Given task: All of the records listed below should be retyped exactly.

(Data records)
● ● ● ● ●
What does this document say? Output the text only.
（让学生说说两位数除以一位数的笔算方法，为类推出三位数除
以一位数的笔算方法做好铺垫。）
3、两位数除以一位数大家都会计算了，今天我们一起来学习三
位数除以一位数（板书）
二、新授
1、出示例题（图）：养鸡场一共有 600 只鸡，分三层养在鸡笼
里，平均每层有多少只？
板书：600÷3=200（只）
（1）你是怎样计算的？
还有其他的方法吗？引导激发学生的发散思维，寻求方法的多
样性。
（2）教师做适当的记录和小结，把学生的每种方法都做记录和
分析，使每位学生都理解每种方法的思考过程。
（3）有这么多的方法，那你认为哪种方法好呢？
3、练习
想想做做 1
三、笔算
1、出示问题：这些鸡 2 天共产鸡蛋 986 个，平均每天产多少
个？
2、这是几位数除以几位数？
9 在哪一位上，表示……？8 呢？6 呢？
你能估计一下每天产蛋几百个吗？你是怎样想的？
● ● ● ● ●
Solution to this exercise:
What does this document say? Output the text only.
（让学生说说两位数除以一位数的笔算方法，为类推出三位数除
以一位数的笔算方法做好铺垫。）
3、两位数除以一位数大家都会计算了，今天我们一起来学习三
位数除以一位数（板书）
二、新授
1、出示例题（图）：养鸡场一共有 600 只鸡，分三层养在鸡笼
里，平均每层有多少只？
板书：600÷3=200（只）
（1）你是怎样计算的？
还有其他的方法吗？引导激发学生的发散思维，寻求方法的多
样性。
（2）教师做适当的记录和小结，把学生的每种方法都做记录和
分析，使每位学生都理解每种方法的思考过程。
（3）有这么多的方法，那你认为哪种方法好呢？
3、练习
想想做做 1
三、笔算
1、出示问题：这些鸡 2 天共产鸡蛋 986 个，平均每天产多少
个？
2、这是几位数除以几位数？
9 在哪一位上，表示……？8 呢？6 呢？
你能估计一下每天产蛋几百个吗？你是怎样想的？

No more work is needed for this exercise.